_SET EXERCISE_: Using the material that follows, identify and copy each line with the string "controls".

_DATA FOR THIS TASK_:
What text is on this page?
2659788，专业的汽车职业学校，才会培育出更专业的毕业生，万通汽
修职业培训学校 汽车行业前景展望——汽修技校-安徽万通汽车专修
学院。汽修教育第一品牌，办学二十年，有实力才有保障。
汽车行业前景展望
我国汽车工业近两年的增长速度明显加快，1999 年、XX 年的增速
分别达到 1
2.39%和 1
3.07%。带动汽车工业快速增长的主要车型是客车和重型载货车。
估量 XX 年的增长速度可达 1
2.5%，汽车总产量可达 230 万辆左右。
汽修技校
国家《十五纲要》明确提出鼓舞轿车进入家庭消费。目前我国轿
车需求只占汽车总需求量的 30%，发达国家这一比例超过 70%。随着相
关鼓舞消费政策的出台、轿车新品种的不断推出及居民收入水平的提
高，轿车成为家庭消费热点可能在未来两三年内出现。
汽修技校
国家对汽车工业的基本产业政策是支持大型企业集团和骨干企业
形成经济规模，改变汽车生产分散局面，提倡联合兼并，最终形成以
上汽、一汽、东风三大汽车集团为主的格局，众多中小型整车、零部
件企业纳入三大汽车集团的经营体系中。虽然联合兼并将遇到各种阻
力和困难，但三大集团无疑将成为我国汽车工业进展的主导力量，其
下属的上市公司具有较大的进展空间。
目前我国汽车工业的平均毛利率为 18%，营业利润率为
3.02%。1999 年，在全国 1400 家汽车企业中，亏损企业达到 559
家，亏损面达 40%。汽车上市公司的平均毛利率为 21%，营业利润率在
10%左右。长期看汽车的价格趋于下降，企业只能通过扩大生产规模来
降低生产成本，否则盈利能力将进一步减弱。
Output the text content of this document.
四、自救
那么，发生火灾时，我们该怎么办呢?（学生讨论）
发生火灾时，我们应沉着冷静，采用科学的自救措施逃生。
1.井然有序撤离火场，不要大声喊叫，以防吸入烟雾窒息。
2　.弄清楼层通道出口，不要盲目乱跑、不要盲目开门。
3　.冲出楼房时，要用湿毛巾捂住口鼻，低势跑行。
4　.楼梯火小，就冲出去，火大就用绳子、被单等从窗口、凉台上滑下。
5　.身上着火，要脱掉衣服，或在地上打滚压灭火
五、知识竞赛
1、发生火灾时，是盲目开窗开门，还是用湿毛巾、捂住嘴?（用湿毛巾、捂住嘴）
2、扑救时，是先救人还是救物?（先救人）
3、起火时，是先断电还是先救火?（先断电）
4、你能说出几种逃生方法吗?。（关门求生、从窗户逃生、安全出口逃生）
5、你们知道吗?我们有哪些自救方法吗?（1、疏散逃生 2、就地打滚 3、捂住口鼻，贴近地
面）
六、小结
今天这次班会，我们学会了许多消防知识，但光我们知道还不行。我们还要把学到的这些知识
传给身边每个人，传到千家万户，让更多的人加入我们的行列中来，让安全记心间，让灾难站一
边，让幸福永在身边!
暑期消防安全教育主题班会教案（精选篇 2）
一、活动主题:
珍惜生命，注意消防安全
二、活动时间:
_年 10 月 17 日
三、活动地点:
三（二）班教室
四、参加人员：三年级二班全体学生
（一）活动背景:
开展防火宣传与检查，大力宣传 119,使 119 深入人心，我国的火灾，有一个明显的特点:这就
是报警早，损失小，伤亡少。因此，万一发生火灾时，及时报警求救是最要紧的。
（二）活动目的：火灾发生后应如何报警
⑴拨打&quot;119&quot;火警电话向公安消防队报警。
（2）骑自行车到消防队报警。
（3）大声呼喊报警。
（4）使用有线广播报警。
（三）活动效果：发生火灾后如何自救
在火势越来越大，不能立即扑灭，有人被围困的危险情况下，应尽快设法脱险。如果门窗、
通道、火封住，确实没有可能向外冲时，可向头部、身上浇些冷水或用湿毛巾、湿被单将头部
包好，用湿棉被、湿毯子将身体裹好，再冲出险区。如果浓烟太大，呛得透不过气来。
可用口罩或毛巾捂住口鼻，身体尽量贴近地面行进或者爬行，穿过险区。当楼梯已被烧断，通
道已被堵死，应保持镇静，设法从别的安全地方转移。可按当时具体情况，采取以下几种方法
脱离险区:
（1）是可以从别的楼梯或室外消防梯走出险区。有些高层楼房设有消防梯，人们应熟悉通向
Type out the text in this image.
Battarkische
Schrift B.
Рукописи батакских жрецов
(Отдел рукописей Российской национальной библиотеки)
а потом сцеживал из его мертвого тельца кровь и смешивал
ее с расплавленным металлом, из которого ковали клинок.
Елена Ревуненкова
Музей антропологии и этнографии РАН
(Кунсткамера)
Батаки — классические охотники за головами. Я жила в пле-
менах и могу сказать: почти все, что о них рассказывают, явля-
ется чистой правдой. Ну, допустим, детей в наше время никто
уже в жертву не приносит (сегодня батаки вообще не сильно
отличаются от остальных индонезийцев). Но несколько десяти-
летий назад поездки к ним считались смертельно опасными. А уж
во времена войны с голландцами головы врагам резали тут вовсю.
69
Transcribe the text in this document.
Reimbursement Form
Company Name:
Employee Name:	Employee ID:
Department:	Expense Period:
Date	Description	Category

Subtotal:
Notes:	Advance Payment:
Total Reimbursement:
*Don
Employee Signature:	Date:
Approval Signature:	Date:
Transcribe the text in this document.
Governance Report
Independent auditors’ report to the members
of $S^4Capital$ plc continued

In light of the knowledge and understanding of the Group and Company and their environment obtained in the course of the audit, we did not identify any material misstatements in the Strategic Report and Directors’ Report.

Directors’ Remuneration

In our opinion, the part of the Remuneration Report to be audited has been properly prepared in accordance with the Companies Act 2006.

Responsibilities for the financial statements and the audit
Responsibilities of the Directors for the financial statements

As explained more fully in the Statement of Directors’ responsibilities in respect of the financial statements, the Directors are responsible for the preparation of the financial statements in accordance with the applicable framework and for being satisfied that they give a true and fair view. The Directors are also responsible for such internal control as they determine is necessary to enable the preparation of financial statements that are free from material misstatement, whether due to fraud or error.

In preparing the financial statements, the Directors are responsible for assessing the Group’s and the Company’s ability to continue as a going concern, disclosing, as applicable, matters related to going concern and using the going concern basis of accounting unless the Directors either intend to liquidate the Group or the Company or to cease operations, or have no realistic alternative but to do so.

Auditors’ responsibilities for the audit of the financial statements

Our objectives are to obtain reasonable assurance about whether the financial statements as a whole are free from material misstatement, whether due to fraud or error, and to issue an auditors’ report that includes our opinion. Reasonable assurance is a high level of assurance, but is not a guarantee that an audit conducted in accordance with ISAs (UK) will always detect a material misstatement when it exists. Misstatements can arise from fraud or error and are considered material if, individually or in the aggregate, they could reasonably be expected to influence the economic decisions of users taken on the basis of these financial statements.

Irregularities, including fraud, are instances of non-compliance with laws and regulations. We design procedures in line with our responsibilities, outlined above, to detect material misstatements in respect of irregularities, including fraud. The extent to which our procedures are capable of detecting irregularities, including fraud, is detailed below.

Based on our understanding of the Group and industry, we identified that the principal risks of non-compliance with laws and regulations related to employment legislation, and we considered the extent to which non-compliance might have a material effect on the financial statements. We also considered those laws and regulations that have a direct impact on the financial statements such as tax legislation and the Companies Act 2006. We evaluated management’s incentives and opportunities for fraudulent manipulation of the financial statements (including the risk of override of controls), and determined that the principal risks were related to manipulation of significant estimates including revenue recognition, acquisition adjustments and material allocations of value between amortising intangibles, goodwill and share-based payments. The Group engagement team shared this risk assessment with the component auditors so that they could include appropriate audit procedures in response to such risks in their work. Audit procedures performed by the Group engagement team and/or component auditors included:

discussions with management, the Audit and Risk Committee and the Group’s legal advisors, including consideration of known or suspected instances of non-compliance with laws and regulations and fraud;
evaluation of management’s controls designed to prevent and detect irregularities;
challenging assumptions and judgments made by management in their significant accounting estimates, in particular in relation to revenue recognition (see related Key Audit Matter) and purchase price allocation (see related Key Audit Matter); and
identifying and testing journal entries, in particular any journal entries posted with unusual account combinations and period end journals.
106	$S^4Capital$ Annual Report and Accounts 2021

_OUTPUT FOR THIS TASK_:
Based on our understanding of the Group and industry, we identified that the principal risks of non-compliance with laws and regulations related to employment legislation, and we considered the extent to which non-compliance might have a material effect on the financial statements. We also considered those laws and regulations that have a direct impact on the financial statements such as tax legislation and the Companies Act 2006. We evaluated management’s incentives and opportunities for fraudulent manipulation of the financial statements (including the risk of override of controls), and determined that the principal risks were related to manipulation of significant estimates including revenue recognition, acquisition adjustments and material allocations of value between amortising intangibles, goodwill and share-based payments. The Group engagement team shared this risk assessment with the component auditors so that they could include appropriate audit procedures in response to such risks in their work. Audit procedures performed by the Group engagement team and/or component auditors included:
evaluation of management’s controls designed to prevent and detect irregularities;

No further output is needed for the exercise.